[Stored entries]

::::::

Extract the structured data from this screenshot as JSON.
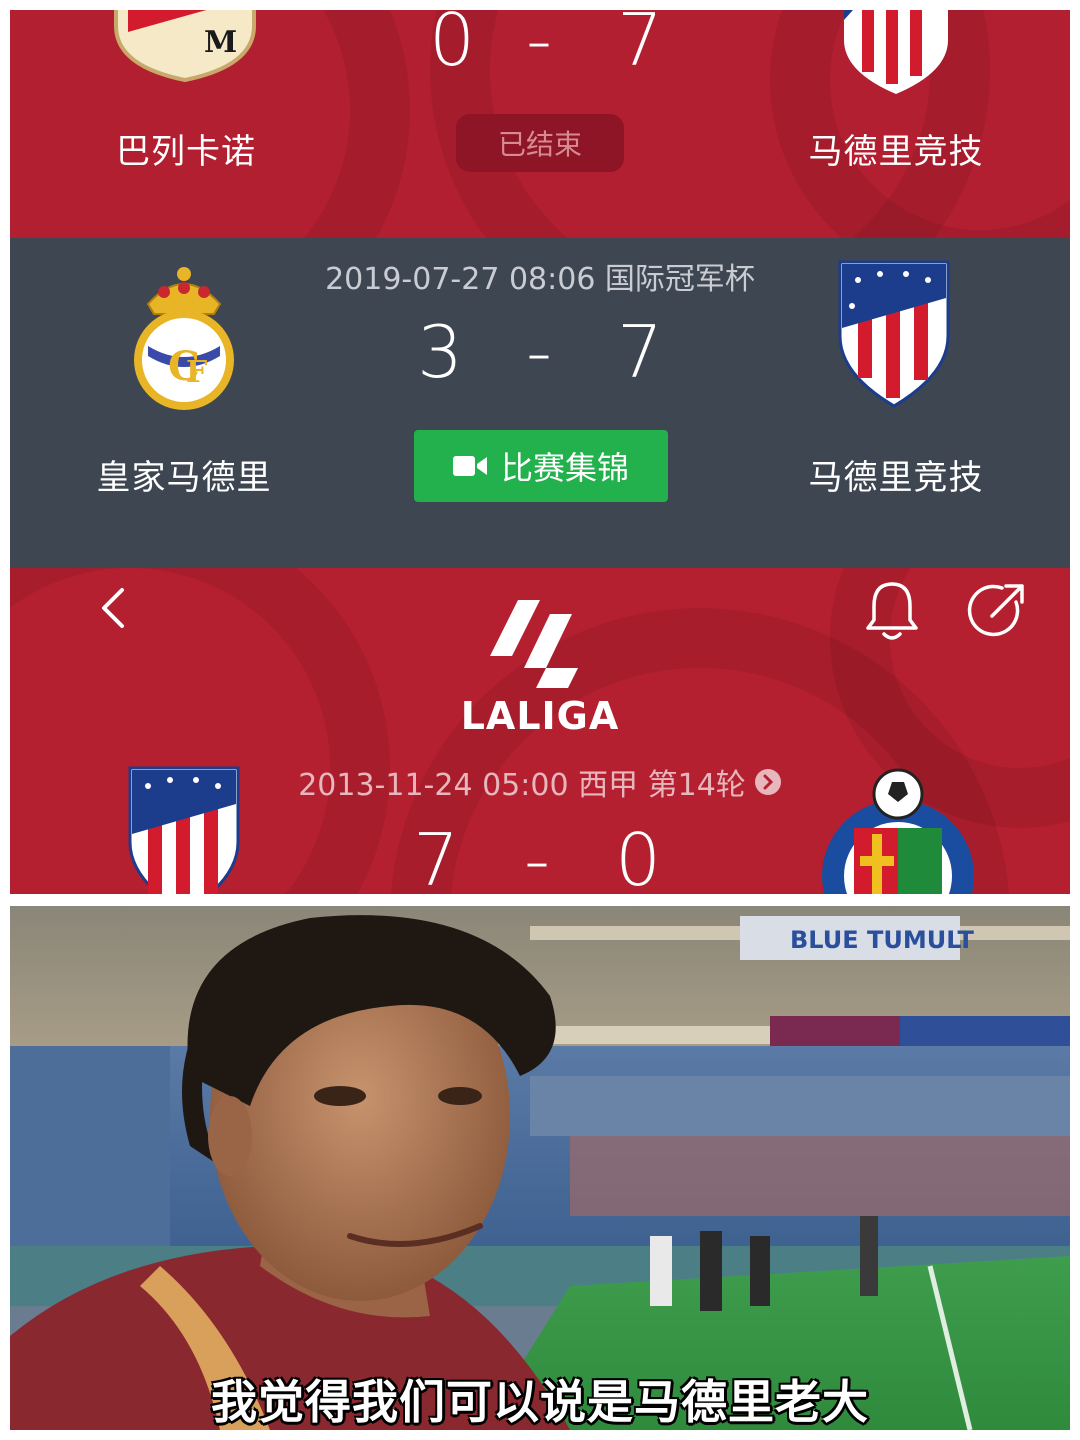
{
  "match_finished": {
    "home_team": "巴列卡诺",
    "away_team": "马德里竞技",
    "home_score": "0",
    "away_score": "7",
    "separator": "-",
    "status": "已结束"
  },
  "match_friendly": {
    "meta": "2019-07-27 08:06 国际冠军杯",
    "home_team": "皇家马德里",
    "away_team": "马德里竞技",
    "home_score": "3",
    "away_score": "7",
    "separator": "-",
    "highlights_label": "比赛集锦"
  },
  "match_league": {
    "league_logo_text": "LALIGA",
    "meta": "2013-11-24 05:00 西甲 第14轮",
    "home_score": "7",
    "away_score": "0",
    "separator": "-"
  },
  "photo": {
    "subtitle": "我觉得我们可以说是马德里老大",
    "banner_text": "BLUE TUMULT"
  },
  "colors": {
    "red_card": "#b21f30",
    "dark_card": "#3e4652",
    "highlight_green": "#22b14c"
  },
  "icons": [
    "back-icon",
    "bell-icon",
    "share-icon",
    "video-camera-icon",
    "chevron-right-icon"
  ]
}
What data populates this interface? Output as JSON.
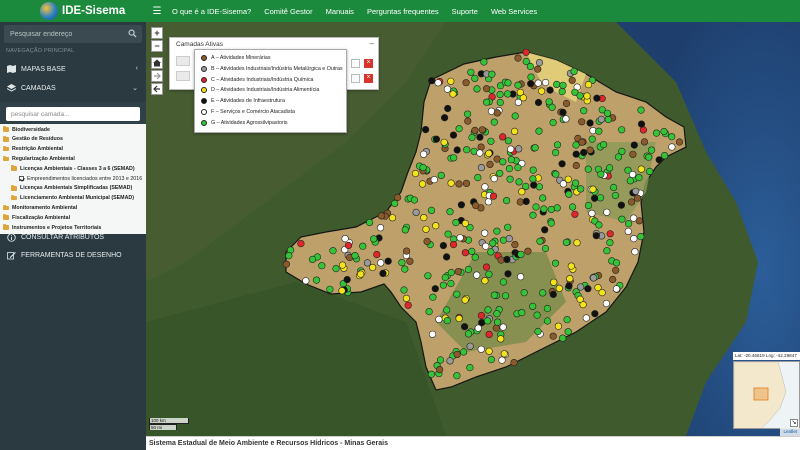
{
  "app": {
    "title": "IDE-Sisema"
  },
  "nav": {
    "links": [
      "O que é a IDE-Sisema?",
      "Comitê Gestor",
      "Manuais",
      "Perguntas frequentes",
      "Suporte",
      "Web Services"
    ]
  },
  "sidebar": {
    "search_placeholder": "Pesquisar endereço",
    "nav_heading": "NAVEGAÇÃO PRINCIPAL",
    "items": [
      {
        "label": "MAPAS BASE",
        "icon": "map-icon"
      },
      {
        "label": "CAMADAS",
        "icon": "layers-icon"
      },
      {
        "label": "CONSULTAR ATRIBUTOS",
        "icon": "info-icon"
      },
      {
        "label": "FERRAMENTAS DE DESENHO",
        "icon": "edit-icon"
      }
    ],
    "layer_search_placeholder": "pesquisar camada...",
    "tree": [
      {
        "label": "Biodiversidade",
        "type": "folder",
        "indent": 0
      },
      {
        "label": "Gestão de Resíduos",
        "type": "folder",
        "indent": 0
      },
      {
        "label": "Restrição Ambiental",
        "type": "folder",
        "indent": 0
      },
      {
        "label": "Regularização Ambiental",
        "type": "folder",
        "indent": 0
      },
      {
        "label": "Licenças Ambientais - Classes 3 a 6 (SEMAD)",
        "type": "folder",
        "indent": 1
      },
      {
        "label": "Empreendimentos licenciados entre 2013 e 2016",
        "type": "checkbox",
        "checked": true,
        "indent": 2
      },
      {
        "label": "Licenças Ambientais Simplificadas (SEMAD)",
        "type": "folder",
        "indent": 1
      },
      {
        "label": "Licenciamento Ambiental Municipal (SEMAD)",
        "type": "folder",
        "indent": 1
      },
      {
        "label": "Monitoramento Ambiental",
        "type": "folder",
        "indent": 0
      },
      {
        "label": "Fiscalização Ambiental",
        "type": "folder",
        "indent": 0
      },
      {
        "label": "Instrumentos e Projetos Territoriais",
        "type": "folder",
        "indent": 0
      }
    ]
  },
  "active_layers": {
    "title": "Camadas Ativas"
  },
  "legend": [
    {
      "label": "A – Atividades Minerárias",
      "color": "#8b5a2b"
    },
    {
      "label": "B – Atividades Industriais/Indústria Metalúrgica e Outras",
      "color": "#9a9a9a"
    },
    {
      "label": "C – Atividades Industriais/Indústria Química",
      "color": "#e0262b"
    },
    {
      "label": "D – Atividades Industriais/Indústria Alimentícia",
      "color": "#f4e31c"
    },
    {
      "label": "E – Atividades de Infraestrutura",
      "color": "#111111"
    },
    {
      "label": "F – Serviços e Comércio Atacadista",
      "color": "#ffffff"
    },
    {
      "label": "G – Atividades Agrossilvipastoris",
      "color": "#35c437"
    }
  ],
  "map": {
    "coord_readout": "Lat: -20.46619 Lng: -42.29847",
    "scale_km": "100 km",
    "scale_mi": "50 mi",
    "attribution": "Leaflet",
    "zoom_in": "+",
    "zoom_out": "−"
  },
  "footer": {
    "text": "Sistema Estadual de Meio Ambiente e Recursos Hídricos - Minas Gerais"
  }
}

::::::

**WRITTEN EXERCISE:**
Repeat the data exactly in full, omitting its pictures.

**RESPONSE TO THE TASK:**
Extract the structured data from this screenshot as JSON.
{
  "match_finished": {
    "home_team": "巴列卡诺",
    "away_team": "马德里竞技",
    "home_score": "0",
    "away_score": "7",
    "separator": "-",
    "status": "已结束"
  },
  "match_friendly": {
    "meta": "2019-07-27 08:06 国际冠军杯",
    "home_team": "皇家马德里",
    "away_team": "马德里竞技",
    "home_score": "3",
    "away_score": "7",
    "separator": "-",
    "highlights_label": "比赛集锦"
  },
  "match_league": {
    "league_logo_text": "LALIGA",
    "meta": "2013-11-24 05:00 西甲 第14轮",
    "home_score": "7",
    "away_score": "0",
    "separator": "-"
  },
  "photo": {
    "subtitle": "我觉得我们可以说是马德里老大",
    "banner_text": "BLUE TUMULT"
  },
  "colors": {
    "red_card": "#b21f30",
    "dark_card": "#3e4652",
    "highlight_green": "#22b14c"
  },
  "icons": [
    "back-icon",
    "bell-icon",
    "share-icon",
    "video-camera-icon",
    "chevron-right-icon"
  ]
}
What data populates this interface? Output as JSON.
{
  "app": {
    "title": "IDE-Sisema"
  },
  "nav": {
    "links": [
      "O que é a IDE-Sisema?",
      "Comitê Gestor",
      "Manuais",
      "Perguntas frequentes",
      "Suporte",
      "Web Services"
    ]
  },
  "sidebar": {
    "search_placeholder": "Pesquisar endereço",
    "nav_heading": "NAVEGAÇÃO PRINCIPAL",
    "items": [
      {
        "label": "MAPAS BASE",
        "icon": "map-icon"
      },
      {
        "label": "CAMADAS",
        "icon": "layers-icon"
      },
      {
        "label": "CONSULTAR ATRIBUTOS",
        "icon": "info-icon"
      },
      {
        "label": "FERRAMENTAS DE DESENHO",
        "icon": "edit-icon"
      }
    ],
    "layer_search_placeholder": "pesquisar camada...",
    "tree": [
      {
        "label": "Biodiversidade",
        "type": "folder",
        "indent": 0
      },
      {
        "label": "Gestão de Resíduos",
        "type": "folder",
        "indent": 0
      },
      {
        "label": "Restrição Ambiental",
        "type": "folder",
        "indent": 0
      },
      {
        "label": "Regularização Ambiental",
        "type": "folder",
        "indent": 0
      },
      {
        "label": "Licenças Ambientais - Classes 3 a 6 (SEMAD)",
        "type": "folder",
        "indent": 1
      },
      {
        "label": "Empreendimentos licenciados entre 2013 e 2016",
        "type": "checkbox",
        "checked": true,
        "indent": 2
      },
      {
        "label": "Licenças Ambientais Simplificadas (SEMAD)",
        "type": "folder",
        "indent": 1
      },
      {
        "label": "Licenciamento Ambiental Municipal (SEMAD)",
        "type": "folder",
        "indent": 1
      },
      {
        "label": "Monitoramento Ambiental",
        "type": "folder",
        "indent": 0
      },
      {
        "label": "Fiscalização Ambiental",
        "type": "folder",
        "indent": 0
      },
      {
        "label": "Instrumentos e Projetos Territoriais",
        "type": "folder",
        "indent": 0
      }
    ]
  },
  "active_layers": {
    "title": "Camadas Ativas"
  },
  "legend": [
    {
      "label": "A – Atividades Minerárias",
      "color": "#8b5a2b"
    },
    {
      "label": "B – Atividades Industriais/Indústria Metalúrgica e Outras",
      "color": "#9a9a9a"
    },
    {
      "label": "C – Atividades Industriais/Indústria Química",
      "color": "#e0262b"
    },
    {
      "label": "D – Atividades Industriais/Indústria Alimentícia",
      "color": "#f4e31c"
    },
    {
      "label": "E – Atividades de Infraestrutura",
      "color": "#111111"
    },
    {
      "label": "F – Serviços e Comércio Atacadista",
      "color": "#ffffff"
    },
    {
      "label": "G – Atividades Agrossilvipastoris",
      "color": "#35c437"
    }
  ],
  "map": {
    "coord_readout": "Lat: -20.46619 Lng: -42.29847",
    "scale_km": "100 km",
    "scale_mi": "50 mi",
    "attribution": "Leaflet",
    "zoom_in": "+",
    "zoom_out": "−"
  },
  "footer": {
    "text": "Sistema Estadual de Meio Ambiente e Recursos Hídricos - Minas Gerais"
  }
}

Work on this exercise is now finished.